Wednesday, April 29, 2009

 

About Arlen Specter and other matters

The news that Senator Arlen Specter of Pennsylvania has switched parties, knowing that he can not be reelected as a Republican, has started me to ruminate (and rant a little) about the current ideologues who are running the Republican Party. What we have, both in Washington, DC, and here in California is a party dominated by the legacy of Howard Jarvis and Jerry Falwell. Howard Jarvis was a tax crusader who advocated small government. Jerry Falwell was a Conservative Christian minister who advocated a return to belief that the Bible is literally the will of God and placing his interpretation of the Bible ahead of the federal constitution as the supreme law of the land.

Jarvis, like such philosophers as Milton Friedman and Gottfried Wilhelm Leibnitz, advocated ideas that pleased his rich supporters. All three men were well paid by their patrons. Leibnitz convinced the rich of his day that, by arguments similar to those used in applying the calculus of variations to physical problems, the structure of society was stable and the only stable and proper structure, with a few rich men and a large class of poor people. The rich should therefore not feel ashamed about being rich. Friedman argued in favor of free, unregulated markets. By arguments similar to those of Leibnitz he convinced the corporate managerial class that unregulated free markets would produce a stable economic system in which every resource would be used and distributed for the greatest efficiency and good of the society. Jarvis's argument was that small government and low taxes would bring about the best society. Why, he asked, should government have to provide such things as free libraries or free education or free health care? Governments should be forced to abandon such unnecessary activities and the way to do it was to reduce taxes so that there would be no funds for them.

## [Activity list]
[1] According to the post about Arlen Specter, which state does Specter represent as a senator?
[2] Pick up the post about Arlen Specter after its final sentence and continue writing it.

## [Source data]
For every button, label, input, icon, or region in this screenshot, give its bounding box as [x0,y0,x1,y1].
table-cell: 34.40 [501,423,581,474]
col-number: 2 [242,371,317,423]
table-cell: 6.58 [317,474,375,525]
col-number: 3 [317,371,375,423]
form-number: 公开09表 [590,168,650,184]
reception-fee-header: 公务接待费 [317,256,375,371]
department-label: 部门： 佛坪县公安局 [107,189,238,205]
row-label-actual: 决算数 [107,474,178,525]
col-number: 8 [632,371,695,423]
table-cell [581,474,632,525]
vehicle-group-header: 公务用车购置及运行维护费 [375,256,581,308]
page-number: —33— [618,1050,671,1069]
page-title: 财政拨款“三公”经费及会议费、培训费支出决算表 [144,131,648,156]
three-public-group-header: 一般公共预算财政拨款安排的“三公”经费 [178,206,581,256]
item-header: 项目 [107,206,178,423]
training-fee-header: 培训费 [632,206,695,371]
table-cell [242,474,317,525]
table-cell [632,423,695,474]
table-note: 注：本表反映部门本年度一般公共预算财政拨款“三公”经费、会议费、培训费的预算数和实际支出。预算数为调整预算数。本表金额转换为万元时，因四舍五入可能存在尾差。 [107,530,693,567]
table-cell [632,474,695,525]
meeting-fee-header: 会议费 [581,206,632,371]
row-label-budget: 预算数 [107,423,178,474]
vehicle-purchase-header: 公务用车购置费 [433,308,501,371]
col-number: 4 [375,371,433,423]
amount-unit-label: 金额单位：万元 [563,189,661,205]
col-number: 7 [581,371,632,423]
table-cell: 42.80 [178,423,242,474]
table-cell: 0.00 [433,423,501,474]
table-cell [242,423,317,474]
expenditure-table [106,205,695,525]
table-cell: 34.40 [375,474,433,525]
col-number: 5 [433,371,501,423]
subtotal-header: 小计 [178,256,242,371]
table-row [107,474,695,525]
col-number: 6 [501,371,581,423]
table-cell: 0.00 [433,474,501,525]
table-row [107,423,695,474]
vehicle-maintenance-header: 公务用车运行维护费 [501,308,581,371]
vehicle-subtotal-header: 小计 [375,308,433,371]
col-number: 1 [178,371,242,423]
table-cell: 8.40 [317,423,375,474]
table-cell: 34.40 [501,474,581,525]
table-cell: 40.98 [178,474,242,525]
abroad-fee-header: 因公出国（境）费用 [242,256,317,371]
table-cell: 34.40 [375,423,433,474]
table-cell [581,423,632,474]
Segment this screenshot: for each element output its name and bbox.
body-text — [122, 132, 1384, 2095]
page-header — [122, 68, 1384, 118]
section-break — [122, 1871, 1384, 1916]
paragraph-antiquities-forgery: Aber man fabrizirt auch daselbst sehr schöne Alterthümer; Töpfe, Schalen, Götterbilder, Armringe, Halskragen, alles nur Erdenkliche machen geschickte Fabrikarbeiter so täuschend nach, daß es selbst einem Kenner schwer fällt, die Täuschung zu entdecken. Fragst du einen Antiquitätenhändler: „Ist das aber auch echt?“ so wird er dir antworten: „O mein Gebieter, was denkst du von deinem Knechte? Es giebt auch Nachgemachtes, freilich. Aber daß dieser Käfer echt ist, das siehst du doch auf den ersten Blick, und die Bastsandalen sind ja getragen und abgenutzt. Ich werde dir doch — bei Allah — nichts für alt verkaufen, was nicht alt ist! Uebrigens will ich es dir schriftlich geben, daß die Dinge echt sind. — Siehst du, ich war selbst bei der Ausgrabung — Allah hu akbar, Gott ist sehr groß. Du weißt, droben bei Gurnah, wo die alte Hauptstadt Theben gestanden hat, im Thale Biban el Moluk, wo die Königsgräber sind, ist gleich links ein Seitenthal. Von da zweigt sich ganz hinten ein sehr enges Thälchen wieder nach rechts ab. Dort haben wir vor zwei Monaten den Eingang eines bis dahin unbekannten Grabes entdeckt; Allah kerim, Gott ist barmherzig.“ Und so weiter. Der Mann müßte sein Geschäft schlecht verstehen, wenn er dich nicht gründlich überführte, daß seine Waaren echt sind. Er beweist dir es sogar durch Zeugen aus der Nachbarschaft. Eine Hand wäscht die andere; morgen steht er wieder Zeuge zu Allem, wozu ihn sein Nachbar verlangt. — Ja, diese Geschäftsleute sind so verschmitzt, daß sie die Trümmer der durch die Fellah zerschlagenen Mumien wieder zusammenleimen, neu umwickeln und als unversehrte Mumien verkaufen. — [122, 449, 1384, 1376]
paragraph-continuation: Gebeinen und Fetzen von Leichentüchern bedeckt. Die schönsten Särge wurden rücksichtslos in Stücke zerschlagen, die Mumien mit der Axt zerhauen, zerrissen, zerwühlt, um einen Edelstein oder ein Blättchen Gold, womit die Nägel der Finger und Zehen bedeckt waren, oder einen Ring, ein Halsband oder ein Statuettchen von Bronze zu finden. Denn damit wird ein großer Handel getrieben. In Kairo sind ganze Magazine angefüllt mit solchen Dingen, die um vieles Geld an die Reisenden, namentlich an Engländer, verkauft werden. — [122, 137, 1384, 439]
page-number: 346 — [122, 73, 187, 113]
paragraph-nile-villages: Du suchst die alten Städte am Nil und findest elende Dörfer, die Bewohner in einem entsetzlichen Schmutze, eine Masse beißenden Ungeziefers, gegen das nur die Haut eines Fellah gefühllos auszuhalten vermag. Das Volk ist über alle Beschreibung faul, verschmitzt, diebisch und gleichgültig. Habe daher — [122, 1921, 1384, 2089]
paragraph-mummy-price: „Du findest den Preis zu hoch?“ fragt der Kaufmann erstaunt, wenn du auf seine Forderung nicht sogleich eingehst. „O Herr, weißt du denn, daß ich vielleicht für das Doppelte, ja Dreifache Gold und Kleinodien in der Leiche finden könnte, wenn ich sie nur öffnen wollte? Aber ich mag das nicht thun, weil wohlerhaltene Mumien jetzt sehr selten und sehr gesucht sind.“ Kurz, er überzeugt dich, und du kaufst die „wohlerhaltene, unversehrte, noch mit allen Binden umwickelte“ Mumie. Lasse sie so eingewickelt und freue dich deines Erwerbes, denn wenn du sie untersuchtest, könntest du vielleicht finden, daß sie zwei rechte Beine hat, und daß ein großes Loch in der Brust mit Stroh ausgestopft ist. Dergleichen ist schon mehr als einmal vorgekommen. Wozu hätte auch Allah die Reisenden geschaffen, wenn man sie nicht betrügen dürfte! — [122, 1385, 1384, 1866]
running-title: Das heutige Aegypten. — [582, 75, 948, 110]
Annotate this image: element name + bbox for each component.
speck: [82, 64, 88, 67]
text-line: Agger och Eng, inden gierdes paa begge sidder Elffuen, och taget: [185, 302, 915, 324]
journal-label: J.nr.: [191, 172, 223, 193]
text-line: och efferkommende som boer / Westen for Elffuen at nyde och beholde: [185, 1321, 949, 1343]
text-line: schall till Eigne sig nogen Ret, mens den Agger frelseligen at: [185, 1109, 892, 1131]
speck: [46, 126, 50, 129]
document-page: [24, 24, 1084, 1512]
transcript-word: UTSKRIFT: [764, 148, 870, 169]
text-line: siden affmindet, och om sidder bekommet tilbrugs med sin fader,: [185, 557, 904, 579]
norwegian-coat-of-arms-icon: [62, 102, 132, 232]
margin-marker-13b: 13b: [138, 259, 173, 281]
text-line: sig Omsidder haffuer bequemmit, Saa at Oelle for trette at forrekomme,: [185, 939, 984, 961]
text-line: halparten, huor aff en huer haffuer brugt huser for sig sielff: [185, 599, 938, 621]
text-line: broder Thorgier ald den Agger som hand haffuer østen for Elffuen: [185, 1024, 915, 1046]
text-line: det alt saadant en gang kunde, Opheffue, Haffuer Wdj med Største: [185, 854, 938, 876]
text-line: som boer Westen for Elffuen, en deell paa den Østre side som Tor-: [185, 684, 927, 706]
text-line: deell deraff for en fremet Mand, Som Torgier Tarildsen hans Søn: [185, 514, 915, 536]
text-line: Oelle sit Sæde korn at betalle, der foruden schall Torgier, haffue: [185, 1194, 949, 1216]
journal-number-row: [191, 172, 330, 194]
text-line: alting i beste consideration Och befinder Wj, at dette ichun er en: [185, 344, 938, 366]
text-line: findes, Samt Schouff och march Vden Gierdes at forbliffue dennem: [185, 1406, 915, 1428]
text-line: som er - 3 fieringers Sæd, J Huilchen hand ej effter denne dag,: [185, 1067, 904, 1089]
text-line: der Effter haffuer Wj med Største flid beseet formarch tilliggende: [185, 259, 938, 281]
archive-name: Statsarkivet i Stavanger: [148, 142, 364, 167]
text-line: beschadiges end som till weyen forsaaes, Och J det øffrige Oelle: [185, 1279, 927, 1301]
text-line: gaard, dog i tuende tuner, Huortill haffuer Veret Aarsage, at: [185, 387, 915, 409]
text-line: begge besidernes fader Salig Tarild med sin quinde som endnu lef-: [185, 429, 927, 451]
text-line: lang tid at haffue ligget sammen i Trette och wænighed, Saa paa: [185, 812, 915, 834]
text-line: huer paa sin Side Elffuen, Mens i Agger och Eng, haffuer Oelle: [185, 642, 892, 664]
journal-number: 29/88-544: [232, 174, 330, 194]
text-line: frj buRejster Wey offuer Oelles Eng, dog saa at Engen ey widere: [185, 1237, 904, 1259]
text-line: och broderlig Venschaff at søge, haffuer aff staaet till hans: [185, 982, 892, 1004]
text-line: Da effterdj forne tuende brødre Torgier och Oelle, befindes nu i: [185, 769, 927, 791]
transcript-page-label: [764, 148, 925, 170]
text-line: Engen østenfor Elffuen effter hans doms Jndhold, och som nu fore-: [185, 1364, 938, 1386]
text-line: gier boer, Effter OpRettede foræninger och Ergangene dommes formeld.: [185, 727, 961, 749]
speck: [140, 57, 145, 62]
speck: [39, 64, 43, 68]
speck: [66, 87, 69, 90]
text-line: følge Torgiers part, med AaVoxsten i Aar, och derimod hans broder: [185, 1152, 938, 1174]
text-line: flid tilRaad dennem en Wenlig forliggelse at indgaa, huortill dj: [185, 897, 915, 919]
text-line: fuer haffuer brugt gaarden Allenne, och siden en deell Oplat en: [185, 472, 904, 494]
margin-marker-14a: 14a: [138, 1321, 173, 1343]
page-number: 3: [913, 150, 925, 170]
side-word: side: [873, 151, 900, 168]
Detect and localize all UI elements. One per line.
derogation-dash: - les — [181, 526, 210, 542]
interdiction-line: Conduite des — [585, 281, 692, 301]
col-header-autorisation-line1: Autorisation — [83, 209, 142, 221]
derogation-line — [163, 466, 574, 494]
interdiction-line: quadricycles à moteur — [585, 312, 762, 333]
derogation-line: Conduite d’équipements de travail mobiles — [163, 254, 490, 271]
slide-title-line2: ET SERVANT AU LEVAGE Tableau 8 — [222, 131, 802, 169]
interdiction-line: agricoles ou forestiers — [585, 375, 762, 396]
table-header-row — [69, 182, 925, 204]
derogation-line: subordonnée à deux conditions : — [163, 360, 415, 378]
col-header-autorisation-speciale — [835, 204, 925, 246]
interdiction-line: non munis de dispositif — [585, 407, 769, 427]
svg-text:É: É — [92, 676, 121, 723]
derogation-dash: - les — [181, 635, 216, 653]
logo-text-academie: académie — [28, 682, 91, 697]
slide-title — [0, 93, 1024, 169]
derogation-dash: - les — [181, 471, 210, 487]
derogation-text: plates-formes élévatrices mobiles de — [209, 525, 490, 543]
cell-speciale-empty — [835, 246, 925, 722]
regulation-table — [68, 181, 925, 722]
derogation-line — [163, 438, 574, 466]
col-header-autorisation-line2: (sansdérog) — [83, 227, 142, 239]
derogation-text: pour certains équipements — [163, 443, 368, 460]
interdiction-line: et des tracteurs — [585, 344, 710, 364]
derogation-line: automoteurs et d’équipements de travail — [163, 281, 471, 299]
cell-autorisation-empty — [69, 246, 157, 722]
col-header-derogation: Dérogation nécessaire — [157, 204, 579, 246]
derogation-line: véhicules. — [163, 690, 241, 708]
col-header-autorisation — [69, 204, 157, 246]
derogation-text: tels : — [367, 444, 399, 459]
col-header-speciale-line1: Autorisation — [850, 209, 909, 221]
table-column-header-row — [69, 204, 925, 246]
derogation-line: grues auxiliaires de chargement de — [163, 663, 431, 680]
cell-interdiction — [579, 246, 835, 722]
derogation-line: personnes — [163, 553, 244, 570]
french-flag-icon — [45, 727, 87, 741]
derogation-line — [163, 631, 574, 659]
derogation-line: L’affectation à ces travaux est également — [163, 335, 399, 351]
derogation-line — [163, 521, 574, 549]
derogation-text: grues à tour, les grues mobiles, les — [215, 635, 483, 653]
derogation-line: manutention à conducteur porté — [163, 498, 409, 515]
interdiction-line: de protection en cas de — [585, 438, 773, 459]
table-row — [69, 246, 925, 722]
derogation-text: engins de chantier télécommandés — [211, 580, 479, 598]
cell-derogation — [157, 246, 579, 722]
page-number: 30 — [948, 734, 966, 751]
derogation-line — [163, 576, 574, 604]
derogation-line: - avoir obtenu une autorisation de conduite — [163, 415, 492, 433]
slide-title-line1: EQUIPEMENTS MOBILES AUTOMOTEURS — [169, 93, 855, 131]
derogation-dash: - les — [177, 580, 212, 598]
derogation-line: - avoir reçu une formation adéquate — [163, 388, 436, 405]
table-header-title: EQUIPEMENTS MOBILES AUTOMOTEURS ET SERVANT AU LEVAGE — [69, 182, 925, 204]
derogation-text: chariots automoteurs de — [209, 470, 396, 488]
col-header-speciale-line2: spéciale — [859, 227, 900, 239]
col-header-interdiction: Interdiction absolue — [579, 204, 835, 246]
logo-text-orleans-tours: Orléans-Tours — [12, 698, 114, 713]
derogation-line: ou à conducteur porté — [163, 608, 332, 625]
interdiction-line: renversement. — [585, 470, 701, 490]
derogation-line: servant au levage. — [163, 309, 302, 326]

## [Responses]
[1] Pennsylvania.

[2]
Jarvis was a clever rascal. He saw that there was no popular support for a general reduction of taxes. However, there was some popular hysteria over the rapid increase of property values and the concurrent increase in the property tax. Even that would have to be spun to achieve a populist swell to bring about his goal. He exploited the fear of aging homeowners that they would be taxed out of their homes unless something drastic was done, such as vote for Proposition 13 that froze property taxes at some arbitrary level.

Actually, he didn't care much one way or the other about the plight of the aging home owners. He was more interested in the welfare of his patrons, the landlords and the other business people who depended on using property to provide their incomes. Home owners could have simply not paid the tax. The State would wait until the property was finally sold or inherited to collect the back taxes. However, hysteria prevailed over common sense and the proposition passed with an overwhelming vote. (My wife and I were aging homeowners at the time and we voted against it.)

I won't write anything here about Falwell and other conservative clerics.

The Republican Party has traditionally been the party of the rich business class. I recall reading once about a poor American of latino descent. He hoped some day to be rich. The Republican Party was the party of the rich. Therefore, he became a Republican. Republicans have taken the philosophy of Jarvis to its logical extreme. In California, they refuse to consider any revenue enhancement to solve the budget shortage the State faces. Given their way, they would cut and eliminate enough State services to make the available tax revenue cover them. If that means very high tuition for the State Universities and Community Colleges, so be it. If it means school classes of 60 students, so be it. If it means closing of hospital emergency rooms, so be it. These are examples of services that government shouldn't be providing, anyway. Certainly the government of George Washington provided none of these services.

Unfortunately for the Republicans, the country is moving away from these ideas. Young people want to be able to attend university and they want to be able to afford it. Nearly everyone wants emergency rooms to be available and funded and staffed so that one doesn't have a four-hour wait at an emergency room in case of a serious injury or stroke or heart attack. Nearly everyone enjoys and wants to keep free public libraries. The party that would deny them these things is not going to do well in coming elections.

Senator Specter knows that many more moderate Republicans of Pennsylvania have moved from the Republican Party to the Democrats and Independents. To achieve survival in the Senate, he has done likewise.